- _Passage provided_:
Investments in India’s infrastructure have expanded rapidly in recent years, driven by the need to modernize assets and boost efficiency. The report notes that Central government spending on core infrastructure surged from USD 12 billion in FY 2015 to USD 75 billion in FY 2025, a 6.2-fold rise, growing from 0.6% of GDP to 2.0% over the same period. This reflects a strong policy focus on infrastructure-led growth.

On the backdrop of this accelerating growth, the report states that InvITs have emerged as an effective financing tool, directing institutional and retail funds into operational assets, enabling capital recycling, and supporting timely infrastructure development. The potential for InvIT expansion in India remains significant across multiple infrastructure sectors. In roads, InvITs are the largest segment by value, comprising only 21% of operating NHAI toll assets, leaving ample scope for monetization. In renewable energy, despite installed solar capacity exceeding 98 GW, InvITs manage just around 2% of operational assets, with the government targeting 230 GW by 2030. In logistics, only around 39 million square feet of the 479 million square feet controlled by private operators is within InvIT structures.

Opportunities go beyond existing assets, with capacity expansions planned in roads, renewable energy, ports, airports, power transmission, and logistics driven by economic growth, urbanization, and industrialization. Overall, the InvIT market in India could reach approximately USD 258 billion by 2030, scaling existing sectors and bringing underrepresented asset classes into the fold.

The report identifies several strategies to unlock the next phase of InvIT growth:

• Expanding Retail Participation: Increasing awareness and accessibility of InvITs through targeted investor education campaigns, simplified investment processes, and inclusion in mainstream wealth management offerings.

• Hedging Currency Risk for Foreign Investors: Offering cost-effective currency hedging tools to mitigate forex volatility and encourage higher foreign capital inflows.

• Broadening Domestic Institutional Exposure: Raising exposure limits for pension and insurance funds and encouraging public sector financial institutions to participate more actively.

• Diversification of Sectors: Bringing new asset categories such as data centers, urban transport, and water infrastructure into the InvIT framework to broaden the investment base.

In conclusion, the report states that by deepening domestic institutional participation, expanding retail access, and attracting greater foreign investment through risk-hedging measures, India can secure a stable and diversified capital base for its infrastructure pipeline. In doing so, the country not only strengthens its position as Asia’s fourth-largest REIT and InvIT market but also moves closer to becoming a global leader in infrastructure investment.

Frequently Asked Questions

What are InvITs and REITs?

InvITs (Infrastructure Investment Trusts) and REITs (Real Estate Investment Trusts) are investment vehicles that pool money from investors to own and operate income-generating infrastructure and real estate assets. REITs focus on commercial real estate, while InvITs focus on infrastructure assets like roads, power transmission lines, and renewable energy projects.

What is the current AUM of InvITs and REITs in India?

As of FY 2025, the combined AUM of InvITs and REITs in India is USD 93.9 billion, with InvITs alone managing approximately USD 73 billion.

What is the projected AUM growth for InvITs by 2030?

The Knight Frank India report projects that the AUM of InvITs could grow to USD 257.9 billion by 2030, a 3.5-fold increase from the current levels.

What factors are driving the growth of InvITs in India?

The growth of InvITs in India is driven by higher allocations from institutional investors, increased participation of domestic pension and insurance funds, expanded foreign investment, and rising awareness among retail investors.

What strategies can unlock the next phase of InvIT growth in India?

Strategies to unlock the next phase of InvIT growth include expanding retail participation, hedging currency risk for foreign investors, broadening domestic institutional exposure, and diversifying into new asset categories such as data centers and urban transport.

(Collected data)
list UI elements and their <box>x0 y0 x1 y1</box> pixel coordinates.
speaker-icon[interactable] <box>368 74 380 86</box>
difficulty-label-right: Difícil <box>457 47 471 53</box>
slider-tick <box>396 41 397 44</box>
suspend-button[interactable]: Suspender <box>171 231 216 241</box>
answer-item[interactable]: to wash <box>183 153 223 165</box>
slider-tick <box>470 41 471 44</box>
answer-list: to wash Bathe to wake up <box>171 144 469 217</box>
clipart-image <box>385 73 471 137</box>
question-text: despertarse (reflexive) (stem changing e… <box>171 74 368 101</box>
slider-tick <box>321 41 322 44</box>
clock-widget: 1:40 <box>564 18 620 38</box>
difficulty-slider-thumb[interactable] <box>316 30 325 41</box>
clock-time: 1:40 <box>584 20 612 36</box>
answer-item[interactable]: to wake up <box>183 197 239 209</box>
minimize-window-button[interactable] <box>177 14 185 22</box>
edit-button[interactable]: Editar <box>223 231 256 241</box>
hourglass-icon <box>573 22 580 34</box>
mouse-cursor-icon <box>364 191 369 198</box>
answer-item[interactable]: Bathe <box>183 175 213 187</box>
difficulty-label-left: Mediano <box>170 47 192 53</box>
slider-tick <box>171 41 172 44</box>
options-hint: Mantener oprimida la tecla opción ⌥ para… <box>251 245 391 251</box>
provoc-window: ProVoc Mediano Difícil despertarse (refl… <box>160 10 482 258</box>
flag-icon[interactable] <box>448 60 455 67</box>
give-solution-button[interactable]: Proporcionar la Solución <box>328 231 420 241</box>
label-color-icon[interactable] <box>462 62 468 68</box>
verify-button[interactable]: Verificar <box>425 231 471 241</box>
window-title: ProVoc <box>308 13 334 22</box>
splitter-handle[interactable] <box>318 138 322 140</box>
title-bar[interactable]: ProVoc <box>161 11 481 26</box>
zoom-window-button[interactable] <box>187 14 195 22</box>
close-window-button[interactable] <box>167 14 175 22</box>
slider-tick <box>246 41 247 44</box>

- _Apply what you read_:
• A. Summarize the passage on InvITs in two sentences.
• B. Reproduce the stretch of the passage on InvITs from "As of FY 2025, the" through "InvITs in India?".

- _Solutions for each task_:
• A. Central government spending on core infrastructure in India rose from USD 12 billion in FY 2015 to USD 75 billion in FY 2025, and the report states that InvITs have emerged as an effective financing tool with significant room to expand, possibly reaching approximately USD 258 billion by 2030. To unlock the next phase of growth, it identifies expanding retail participation, hedging currency risk for foreign investors, broadening domestic institutional exposure, and bringing new sectors such as data centers, urban transport, and water infrastructure into the InvIT framework.

• B.
As of FY 2025, the combined AUM of InvITs and REITs in India is USD 93.9 billion, with InvITs alone managing approximately USD 73 billion.

What is the projected AUM growth for InvITs by 2030?

The Knight Frank India report projects that the AUM of InvITs could grow to USD 257.9 billion by 2030, a 3.5-fold increase from the current levels.

What factors are driving the growth of InvITs in India?